## DIRECTIONS FOR THIS TASK:
Reproduce the listing below exactly. Pictures do not belong in the copy.

## GIVEN ENTRIES:
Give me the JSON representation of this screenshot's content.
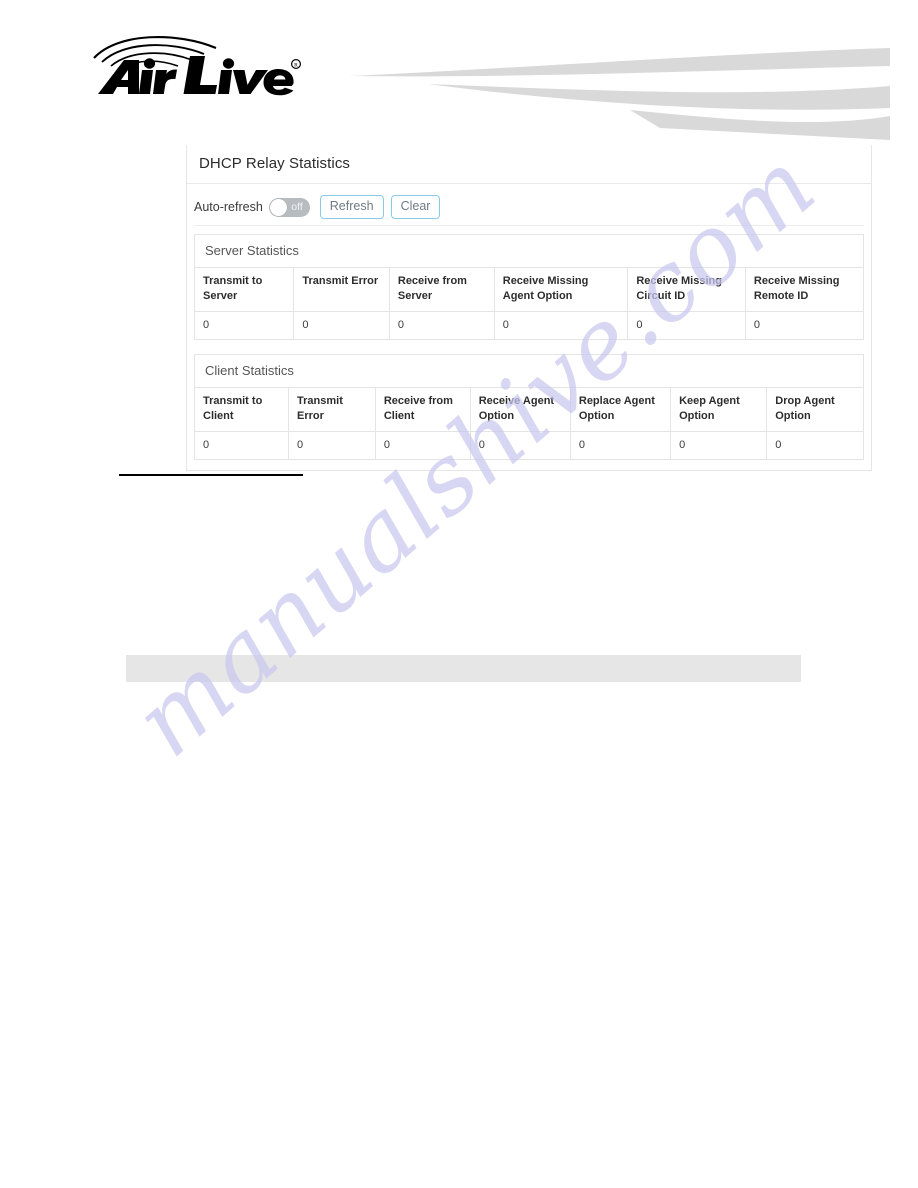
{
  "brand": {
    "logo_text": "Air Live",
    "logo_registered_mark": "®",
    "logo_icon": "wifi-arcs-icon",
    "banner_icon": "swoosh-graphic"
  },
  "panel": {
    "title": "DHCP Relay Statistics",
    "toolbar": {
      "auto_refresh_label": "Auto-refresh",
      "auto_refresh_state": "off",
      "auto_refresh_on": false,
      "refresh_label": "Refresh",
      "clear_label": "Clear"
    },
    "sections": [
      {
        "title": "Server Statistics",
        "columns": [
          "Transmit to Server",
          "Transmit Error",
          "Receive from Server",
          "Receive Missing Agent Option",
          "Receive Missing Circuit ID",
          "Receive Missing Remote ID"
        ],
        "column_widths": [
          "14.8%",
          "14.3%",
          "15.7%",
          "20.0%",
          "17.6%",
          "17.6%"
        ],
        "rows": [
          [
            "0",
            "0",
            "0",
            "0",
            "0",
            "0"
          ]
        ]
      },
      {
        "title": "Client Statistics",
        "columns": [
          "Transmit to Client",
          "Transmit Error",
          "Receive from Client",
          "Receive Agent Option",
          "Replace Agent Option",
          "Keep Agent Option",
          "Drop Agent Option"
        ],
        "column_widths": [
          "14.0%",
          "13.0%",
          "14.2%",
          "15.0%",
          "15.0%",
          "14.4%",
          "14.4%"
        ],
        "rows": [
          [
            "0",
            "0",
            "0",
            "0",
            "0",
            "0",
            "0"
          ]
        ]
      }
    ]
  },
  "watermark": {
    "text": "manualshive.com",
    "color": "#c8c8ef"
  },
  "colors": {
    "button_border": "#86cce6",
    "button_text": "#6f7b85",
    "toggle_off_track": "#b7bcc1",
    "panel_border": "#e4e4e4",
    "swoosh_gray": "#d9d9d9",
    "gray_bar": "#e6e6e6"
  }
}
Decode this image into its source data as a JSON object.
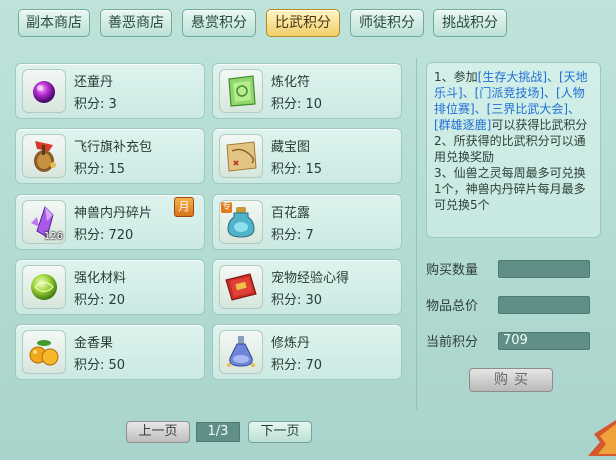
{
  "tabs": [
    {
      "label": "副本商店",
      "active": false
    },
    {
      "label": "善恶商店",
      "active": false
    },
    {
      "label": "悬赏积分",
      "active": false
    },
    {
      "label": "比武积分",
      "active": true
    },
    {
      "label": "师徒积分",
      "active": false
    },
    {
      "label": "挑战积分",
      "active": false
    }
  ],
  "points_prefix": "积分: ",
  "items": [
    {
      "name": "还童丹",
      "points": "3",
      "icon": "purple-orb-icon"
    },
    {
      "name": "炼化符",
      "points": "10",
      "icon": "talisman-icon"
    },
    {
      "name": "飞行旗补充包",
      "points": "15",
      "icon": "flag-pack-icon"
    },
    {
      "name": "藏宝图",
      "points": "15",
      "icon": "treasure-map-icon"
    },
    {
      "name": "神兽内丹碎片",
      "points": "720",
      "icon": "crystal-shard-icon",
      "count": "126",
      "badge": "月"
    },
    {
      "name": "百花露",
      "points": "7",
      "icon": "potion-bottle-icon",
      "corner": "专"
    },
    {
      "name": "强化材料",
      "points": "20",
      "icon": "green-orb-icon"
    },
    {
      "name": "宠物经验心得",
      "points": "30",
      "icon": "red-book-icon"
    },
    {
      "name": "金香果",
      "points": "50",
      "icon": "golden-fruit-icon"
    },
    {
      "name": "修炼丹",
      "points": "70",
      "icon": "elixir-flask-icon"
    }
  ],
  "description": {
    "p1_a": "1、参加",
    "p1_link1": "[生存大挑战]、[天地乐斗]、[门派竞技场]、[人物排位赛]、[三界比武大会]、[群雄逐鹿]",
    "p1_b": "可以获得比武积分",
    "p2": "2、所获得的比武积分可以通用兑换奖励",
    "p3": "3、仙兽之灵每周最多可兑换1个，神兽内丹碎片每月最多可兑换5个"
  },
  "form": {
    "quantity_label": "购买数量",
    "quantity_value": "",
    "total_label": "物品总价",
    "total_value": "",
    "current_label": "当前积分",
    "current_value": "709",
    "buy_label": "购买"
  },
  "pager": {
    "prev_label": "上一页",
    "indicator": "1/3",
    "next_label": "下一页"
  },
  "colors": {
    "active_tab": "#f0cf68",
    "panel_bg": "#b2dbd2",
    "link_blue": "#1f6fd6",
    "field_bg": "#5f8f86"
  }
}
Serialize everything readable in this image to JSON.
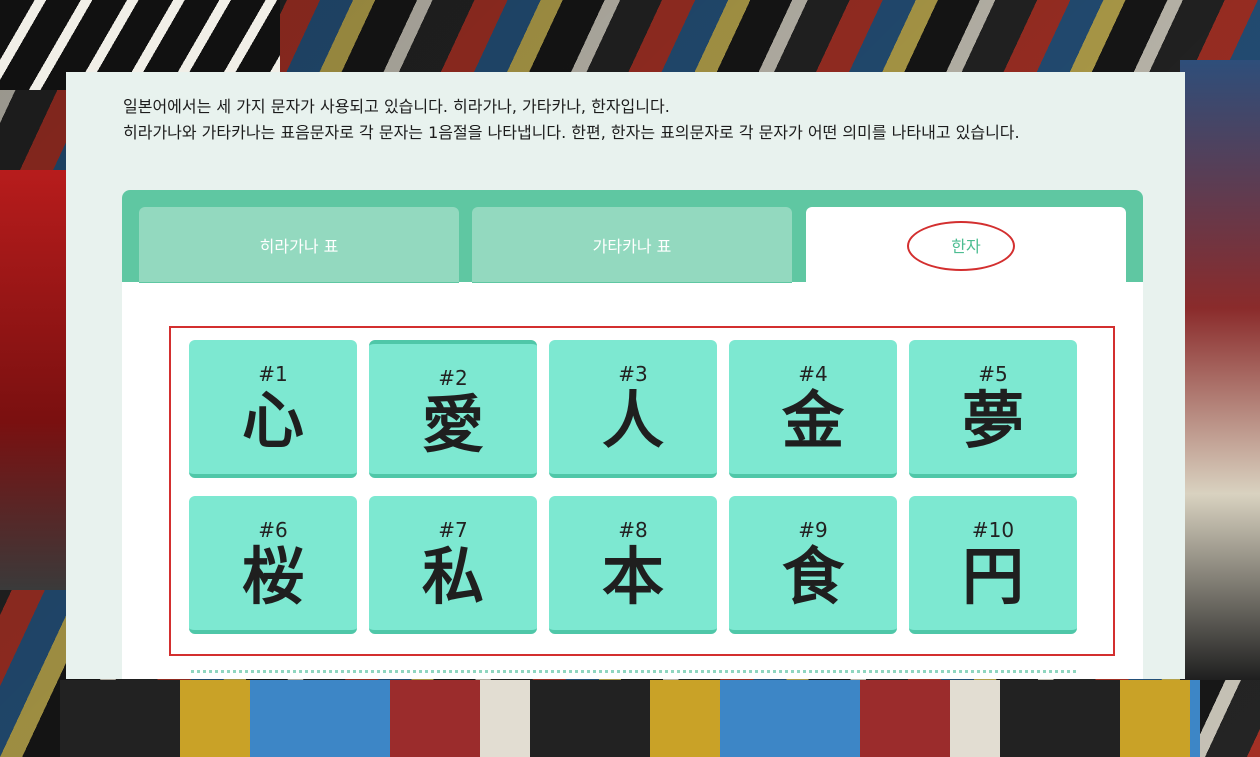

## RESPONSE TO THE EXERCISE:
Give me the JSON representation of this screenshot's content.
{
  "brand": {
    "logo_text": "Air Live",
    "logo_registered_mark": "®",
    "logo_icon": "wifi-arcs-icon",
    "banner_icon": "swoosh-graphic"
  },
  "panel": {
    "title": "DHCP Relay Statistics",
    "toolbar": {
      "auto_refresh_label": "Auto-refresh",
      "auto_refresh_state": "off",
      "auto_refresh_on": false,
      "refresh_label": "Refresh",
      "clear_label": "Clear"
    },
    "sections": [
      {
        "title": "Server Statistics",
        "columns": [
          "Transmit to Server",
          "Transmit Error",
          "Receive from Server",
          "Receive Missing Agent Option",
          "Receive Missing Circuit ID",
          "Receive Missing Remote ID"
        ],
        "column_widths": [
          "14.8%",
          "14.3%",
          "15.7%",
          "20.0%",
          "17.6%",
          "17.6%"
        ],
        "rows": [
          [
            "0",
            "0",
            "0",
            "0",
            "0",
            "0"
          ]
        ]
      },
      {
        "title": "Client Statistics",
        "columns": [
          "Transmit to Client",
          "Transmit Error",
          "Receive from Client",
          "Receive Agent Option",
          "Replace Agent Option",
          "Keep Agent Option",
          "Drop Agent Option"
        ],
        "column_widths": [
          "14.0%",
          "13.0%",
          "14.2%",
          "15.0%",
          "15.0%",
          "14.4%",
          "14.4%"
        ],
        "rows": [
          [
            "0",
            "0",
            "0",
            "0",
            "0",
            "0",
            "0"
          ]
        ]
      }
    ]
  },
  "watermark": {
    "text": "manualshive.com",
    "color": "#c8c8ef"
  },
  "colors": {
    "button_border": "#86cce6",
    "button_text": "#6f7b85",
    "toggle_off_track": "#b7bcc1",
    "panel_border": "#e4e4e4",
    "swoosh_gray": "#d9d9d9",
    "gray_bar": "#e6e6e6"
  }
}
Decode this image into its source data as a JSON object.
{
  "tabs": [
    {
      "label": "副本商店",
      "active": false
    },
    {
      "label": "善恶商店",
      "active": false
    },
    {
      "label": "悬赏积分",
      "active": false
    },
    {
      "label": "比武积分",
      "active": true
    },
    {
      "label": "师徒积分",
      "active": false
    },
    {
      "label": "挑战积分",
      "active": false
    }
  ],
  "points_prefix": "积分: ",
  "items": [
    {
      "name": "还童丹",
      "points": "3",
      "icon": "purple-orb-icon"
    },
    {
      "name": "炼化符",
      "points": "10",
      "icon": "talisman-icon"
    },
    {
      "name": "飞行旗补充包",
      "points": "15",
      "icon": "flag-pack-icon"
    },
    {
      "name": "藏宝图",
      "points": "15",
      "icon": "treasure-map-icon"
    },
    {
      "name": "神兽内丹碎片",
      "points": "720",
      "icon": "crystal-shard-icon",
      "count": "126",
      "badge": "月"
    },
    {
      "name": "百花露",
      "points": "7",
      "icon": "potion-bottle-icon",
      "corner": "专"
    },
    {
      "name": "强化材料",
      "points": "20",
      "icon": "green-orb-icon"
    },
    {
      "name": "宠物经验心得",
      "points": "30",
      "icon": "red-book-icon"
    },
    {
      "name": "金香果",
      "points": "50",
      "icon": "golden-fruit-icon"
    },
    {
      "name": "修炼丹",
      "points": "70",
      "icon": "elixir-flask-icon"
    }
  ],
  "description": {
    "p1_a": "1、参加",
    "p1_link1": "[生存大挑战]、[天地乐斗]、[门派竞技场]、[人物排位赛]、[三界比武大会]、[群雄逐鹿]",
    "p1_b": "可以获得比武积分",
    "p2": "2、所获得的比武积分可以通用兑换奖励",
    "p3": "3、仙兽之灵每周最多可兑换1个，神兽内丹碎片每月最多可兑换5个"
  },
  "form": {
    "quantity_label": "购买数量",
    "quantity_value": "",
    "total_label": "物品总价",
    "total_value": "",
    "current_label": "当前积分",
    "current_value": "709",
    "buy_label": "购买"
  },
  "pager": {
    "prev_label": "上一页",
    "indicator": "1/3",
    "next_label": "下一页"
  },
  "colors": {
    "active_tab": "#f0cf68",
    "panel_bg": "#b2dbd2",
    "link_blue": "#1f6fd6",
    "field_bg": "#5f8f86"
  }
}
Serialize everything readable in this image to JSON.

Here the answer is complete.